I lost a year’s actual work in a week, and the loss of that work was followed by the loss of anticipated work. Amidst all the confusion, my first move was to just rest. I hadn’t had nothing to do, for that long, in 20 years--for which I’m both grateful and exhausted! Then I got sick with COVID-19. So, I just concentrated on getting better and not infecting anyone else.
It’s clear to me that I probably won’t be on any kind of stage for at least a year, and that’s how I make my living--in theater spaces filled with people. I have other projects and collaborations that are text-based in some way. So, those are continuing (via Zoom with Ireland, but...).
In the meantime, I am envisioning how to build/create a place for artists on the property I share with my partner of eighteen years (who is also an artist) that imagines a way to offer space and refuge that is accessible, somehow, outside the traditional models of residency applications and in-kind support. I know this is possible, because I feel like I’ve been operating in a way that engages, straddles and avoids traditional models all at once. So that’s what I’m doing until further notice--yardwork and building.
I feel that my movement practice has become task-based and weather related--like some kind of artist-farmer consulting the weather as if it were an Independent Contractors’s Almanac for when to work outside (tear down, build up) and when to work inside (write, meet, consult).
How does your practice and your visioning align with what you most care about?
I have been wanting to create these little out-cropped cabins for years, but I’m always too busy and on the road. I care about making space for other artists and participating in community/chosen family. I care about artist-to-artist strategies that evolve and re-imagine how we exchange support, share a precarious economic landscape, provide for each other and which deploys many of the same strategies I use as an independent artist to something that supports a community.
I don’t know how "legit" it will be because a lot of "legit" places in the world (banks, local permit offices, etc.) don’t view my twenty years of art-making and bill-paying as proof that I can function responsibly or even exist! It’s kind of hilarious. I just don’t look like a real person or thing "on paper" unless it’s in an arts-industry context. So, I’m going the outlaw route to get it done my own way--weather permitting!
How does your practice function within the world we have now?

WHAT TO WORK ON:
1. In the interview excerpt, the parentheses following "when to work outside" and "when to work inside" name specific activities. List every one of those activities.
2. Output the interview excerpt word for word, starting at "In the meantime, I" and continuing up to and including "most care about?".
The records are a separate set of material that has nothing to do with the interview excerpt.

DATA LISTING:
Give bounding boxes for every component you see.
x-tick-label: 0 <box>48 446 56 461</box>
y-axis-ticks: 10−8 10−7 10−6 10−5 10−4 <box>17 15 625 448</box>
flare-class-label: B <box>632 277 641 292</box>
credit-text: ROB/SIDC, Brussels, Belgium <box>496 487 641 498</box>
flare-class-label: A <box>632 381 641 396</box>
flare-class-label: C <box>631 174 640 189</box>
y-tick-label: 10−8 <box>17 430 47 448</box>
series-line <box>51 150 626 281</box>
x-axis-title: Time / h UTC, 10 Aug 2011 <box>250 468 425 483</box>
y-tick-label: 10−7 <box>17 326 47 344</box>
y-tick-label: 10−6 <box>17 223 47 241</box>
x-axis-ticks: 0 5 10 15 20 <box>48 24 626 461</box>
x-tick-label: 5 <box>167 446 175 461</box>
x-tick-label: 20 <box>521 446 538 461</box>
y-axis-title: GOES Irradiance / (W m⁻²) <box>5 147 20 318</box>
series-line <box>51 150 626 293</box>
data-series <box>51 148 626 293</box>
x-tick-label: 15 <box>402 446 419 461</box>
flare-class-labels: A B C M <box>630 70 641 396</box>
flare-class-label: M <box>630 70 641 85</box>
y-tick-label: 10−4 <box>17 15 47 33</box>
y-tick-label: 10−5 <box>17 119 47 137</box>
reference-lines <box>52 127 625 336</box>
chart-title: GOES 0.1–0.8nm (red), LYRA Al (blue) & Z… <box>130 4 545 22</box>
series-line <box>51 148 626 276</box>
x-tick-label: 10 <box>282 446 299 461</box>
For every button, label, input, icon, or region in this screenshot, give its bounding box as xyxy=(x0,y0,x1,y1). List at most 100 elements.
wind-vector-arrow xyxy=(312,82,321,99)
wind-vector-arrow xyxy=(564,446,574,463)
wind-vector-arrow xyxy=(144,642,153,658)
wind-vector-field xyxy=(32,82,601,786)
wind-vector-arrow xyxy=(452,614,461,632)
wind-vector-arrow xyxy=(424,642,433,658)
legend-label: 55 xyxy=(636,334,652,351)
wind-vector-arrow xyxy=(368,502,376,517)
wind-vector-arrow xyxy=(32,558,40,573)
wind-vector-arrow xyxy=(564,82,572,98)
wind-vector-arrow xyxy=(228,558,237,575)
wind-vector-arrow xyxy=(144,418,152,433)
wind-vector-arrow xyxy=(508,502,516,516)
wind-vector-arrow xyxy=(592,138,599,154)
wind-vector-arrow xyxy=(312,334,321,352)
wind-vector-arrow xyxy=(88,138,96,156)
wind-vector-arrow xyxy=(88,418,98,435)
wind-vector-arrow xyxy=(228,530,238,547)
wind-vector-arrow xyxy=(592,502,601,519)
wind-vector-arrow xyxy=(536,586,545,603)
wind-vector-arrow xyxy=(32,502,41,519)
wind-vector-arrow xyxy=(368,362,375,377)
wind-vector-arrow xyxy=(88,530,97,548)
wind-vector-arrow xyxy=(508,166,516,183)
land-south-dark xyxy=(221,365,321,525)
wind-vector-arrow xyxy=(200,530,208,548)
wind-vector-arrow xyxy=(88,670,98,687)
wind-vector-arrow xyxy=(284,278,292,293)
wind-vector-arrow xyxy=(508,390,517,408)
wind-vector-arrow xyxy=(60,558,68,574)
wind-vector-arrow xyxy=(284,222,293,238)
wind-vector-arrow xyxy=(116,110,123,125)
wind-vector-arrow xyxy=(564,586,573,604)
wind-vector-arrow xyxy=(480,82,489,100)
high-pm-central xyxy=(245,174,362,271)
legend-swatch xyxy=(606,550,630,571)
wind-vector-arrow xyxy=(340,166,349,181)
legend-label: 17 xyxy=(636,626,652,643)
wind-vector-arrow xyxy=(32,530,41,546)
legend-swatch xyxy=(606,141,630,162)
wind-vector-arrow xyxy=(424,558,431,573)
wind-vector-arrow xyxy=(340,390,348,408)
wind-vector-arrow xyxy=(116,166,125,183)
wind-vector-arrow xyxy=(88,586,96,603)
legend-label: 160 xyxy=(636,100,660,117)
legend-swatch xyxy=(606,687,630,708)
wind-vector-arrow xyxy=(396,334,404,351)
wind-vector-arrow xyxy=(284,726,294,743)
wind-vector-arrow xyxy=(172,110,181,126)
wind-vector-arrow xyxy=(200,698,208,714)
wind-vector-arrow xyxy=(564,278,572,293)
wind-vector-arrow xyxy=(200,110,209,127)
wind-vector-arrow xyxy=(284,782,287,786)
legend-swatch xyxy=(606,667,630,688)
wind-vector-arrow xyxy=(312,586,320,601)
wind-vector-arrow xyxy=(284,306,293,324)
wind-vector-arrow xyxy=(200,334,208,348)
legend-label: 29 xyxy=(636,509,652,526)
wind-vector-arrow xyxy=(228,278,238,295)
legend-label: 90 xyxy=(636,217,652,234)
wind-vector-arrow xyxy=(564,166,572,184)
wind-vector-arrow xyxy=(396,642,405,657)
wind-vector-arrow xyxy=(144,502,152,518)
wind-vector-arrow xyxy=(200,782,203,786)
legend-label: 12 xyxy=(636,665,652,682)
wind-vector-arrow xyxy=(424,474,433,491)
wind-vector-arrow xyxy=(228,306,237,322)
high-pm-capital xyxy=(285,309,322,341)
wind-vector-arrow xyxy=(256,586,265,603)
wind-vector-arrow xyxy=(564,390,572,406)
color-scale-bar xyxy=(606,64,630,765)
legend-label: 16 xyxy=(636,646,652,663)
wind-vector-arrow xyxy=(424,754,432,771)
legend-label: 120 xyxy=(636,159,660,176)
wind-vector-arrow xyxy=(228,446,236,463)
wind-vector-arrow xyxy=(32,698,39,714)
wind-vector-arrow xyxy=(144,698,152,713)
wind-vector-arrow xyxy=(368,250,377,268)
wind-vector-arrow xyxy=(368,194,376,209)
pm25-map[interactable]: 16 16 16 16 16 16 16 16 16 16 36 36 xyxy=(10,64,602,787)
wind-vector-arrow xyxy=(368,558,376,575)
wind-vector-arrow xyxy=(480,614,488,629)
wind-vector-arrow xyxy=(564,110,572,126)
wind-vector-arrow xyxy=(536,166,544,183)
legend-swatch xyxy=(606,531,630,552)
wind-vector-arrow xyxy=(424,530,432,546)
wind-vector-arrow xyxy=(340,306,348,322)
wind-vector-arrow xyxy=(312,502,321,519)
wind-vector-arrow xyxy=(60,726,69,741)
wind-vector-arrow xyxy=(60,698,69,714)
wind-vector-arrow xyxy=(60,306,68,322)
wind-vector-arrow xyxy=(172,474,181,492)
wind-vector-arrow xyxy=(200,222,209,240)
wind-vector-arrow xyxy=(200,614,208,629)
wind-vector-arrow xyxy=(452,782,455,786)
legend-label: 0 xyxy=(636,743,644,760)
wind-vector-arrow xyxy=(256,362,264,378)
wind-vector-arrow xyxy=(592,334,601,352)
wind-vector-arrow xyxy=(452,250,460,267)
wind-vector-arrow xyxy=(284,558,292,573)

ANSWERS:
1. tear down, build up, write, meet, consult

2.
In the meantime, I am envisioning how to build/create a place for artists on the property I share with my partner of eighteen years (who is also an artist) that imagines a way to offer space and refuge that is accessible, somehow, outside the traditional models of residency applications and in-kind support. I know this is possible, because I feel like I’ve been operating in a way that engages, straddles and avoids traditional models all at once. So that’s what I’m doing until further notice--yardwork and building.
I feel that my movement practice has become task-based and weather related--like some kind of artist-farmer consulting the weather as if it were an Independent Contractors’s Almanac for when to work outside (tear down, build up) and when to work inside (write, meet, consult).
How does your practice and your visioning align with what you most care about?